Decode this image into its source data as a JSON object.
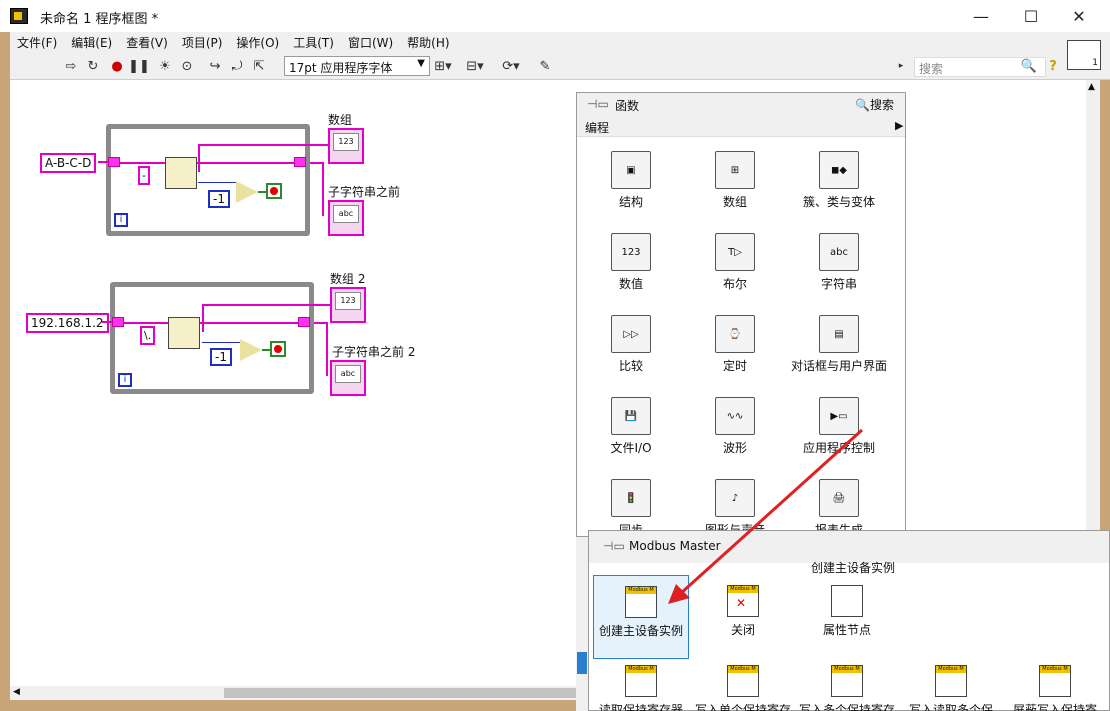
{
  "window": {
    "title": "未命名 1 程序框图 *",
    "minimize": "—",
    "maximize": "☐",
    "close": "✕"
  },
  "menu": [
    "文件(F)",
    "编辑(E)",
    "查看(V)",
    "项目(P)",
    "操作(O)",
    "工具(T)",
    "窗口(W)",
    "帮助(H)"
  ],
  "toolbar": {
    "font": "17pt 应用程序字体",
    "search_placeholder": "搜索",
    "help": "?",
    "vi_number": "1"
  },
  "diagram": {
    "loop1": {
      "input": "A-B-C-D",
      "separator": "-",
      "constant": "-1",
      "iter": "i",
      "array_label": "数组",
      "string_label": "子字符串之前"
    },
    "loop2": {
      "input": "192.168.1.2",
      "separator": "\\.",
      "constant": "-1",
      "iter": "i",
      "array_label": "数组 2",
      "string_label": "子字符串之前 2"
    },
    "indicator_text": "abc",
    "array_text": "123"
  },
  "palette": {
    "title": "函数",
    "search": "搜索",
    "category": "编程",
    "items": [
      {
        "label": "结构"
      },
      {
        "label": "数组"
      },
      {
        "label": "簇、类与变体"
      },
      {
        "label": "数值"
      },
      {
        "label": "布尔"
      },
      {
        "label": "字符串"
      },
      {
        "label": "比较"
      },
      {
        "label": "定时"
      },
      {
        "label": "对话框与用户界面"
      },
      {
        "label": "文件I/O"
      },
      {
        "label": "波形"
      },
      {
        "label": "应用程序控制"
      },
      {
        "label": "同步"
      },
      {
        "label": "图形与声音"
      },
      {
        "label": "报表生成"
      }
    ]
  },
  "modbus": {
    "title": "Modbus Master",
    "selected_name": "创建主设备实例",
    "band": "Modbus M",
    "items": [
      {
        "label": "创建主设备实例"
      },
      {
        "label": "关闭"
      },
      {
        "label": "属性节点"
      },
      {
        "label": "读取保持寄存器"
      },
      {
        "label": "写入单个保持寄存"
      },
      {
        "label": "写入多个保持寄存"
      },
      {
        "label": "写入读取多个保"
      },
      {
        "label": "屏蔽写入保持寄"
      }
    ]
  },
  "colors": {
    "string_wire": "#e000c8",
    "numeric_wire": "#1f2fc0",
    "boolean_wire": "#2c8a2c",
    "loop_border": "#8a8a8a",
    "arrow": "#e02020",
    "selection": "#2a7fd0"
  }
}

•••••

__Requirements__: Every line above should be returned word for word, with the pictures left behind.

__Finished answer__:
Decode this image into its source data as a JSON object.
{
  "window": {
    "title": "未命名 1 程序框图 *",
    "minimize": "—",
    "maximize": "☐",
    "close": "✕"
  },
  "menu": [
    "文件(F)",
    "编辑(E)",
    "查看(V)",
    "项目(P)",
    "操作(O)",
    "工具(T)",
    "窗口(W)",
    "帮助(H)"
  ],
  "toolbar": {
    "font": "17pt 应用程序字体",
    "search_placeholder": "搜索",
    "help": "?",
    "vi_number": "1"
  },
  "diagram": {
    "loop1": {
      "input": "A-B-C-D",
      "separator": "-",
      "constant": "-1",
      "iter": "i",
      "array_label": "数组",
      "string_label": "子字符串之前"
    },
    "loop2": {
      "input": "192.168.1.2",
      "separator": "\\.",
      "constant": "-1",
      "iter": "i",
      "array_label": "数组 2",
      "string_label": "子字符串之前 2"
    },
    "indicator_text": "abc",
    "array_text": "123"
  },
  "palette": {
    "title": "函数",
    "search": "搜索",
    "category": "编程",
    "items": [
      {
        "label": "结构"
      },
      {
        "label": "数组"
      },
      {
        "label": "簇、类与变体"
      },
      {
        "label": "数值"
      },
      {
        "label": "布尔"
      },
      {
        "label": "字符串"
      },
      {
        "label": "比较"
      },
      {
        "label": "定时"
      },
      {
        "label": "对话框与用户界面"
      },
      {
        "label": "文件I/O"
      },
      {
        "label": "波形"
      },
      {
        "label": "应用程序控制"
      },
      {
        "label": "同步"
      },
      {
        "label": "图形与声音"
      },
      {
        "label": "报表生成"
      }
    ]
  },
  "modbus": {
    "title": "Modbus Master",
    "selected_name": "创建主设备实例",
    "band": "Modbus M",
    "items": [
      {
        "label": "创建主设备实例"
      },
      {
        "label": "关闭"
      },
      {
        "label": "属性节点"
      },
      {
        "label": "读取保持寄存器"
      },
      {
        "label": "写入单个保持寄存"
      },
      {
        "label": "写入多个保持寄存"
      },
      {
        "label": "写入读取多个保"
      },
      {
        "label": "屏蔽写入保持寄"
      }
    ]
  },
  "colors": {
    "string_wire": "#e000c8",
    "numeric_wire": "#1f2fc0",
    "boolean_wire": "#2c8a2c",
    "loop_border": "#8a8a8a",
    "arrow": "#e02020",
    "selection": "#2a7fd0"
  }
}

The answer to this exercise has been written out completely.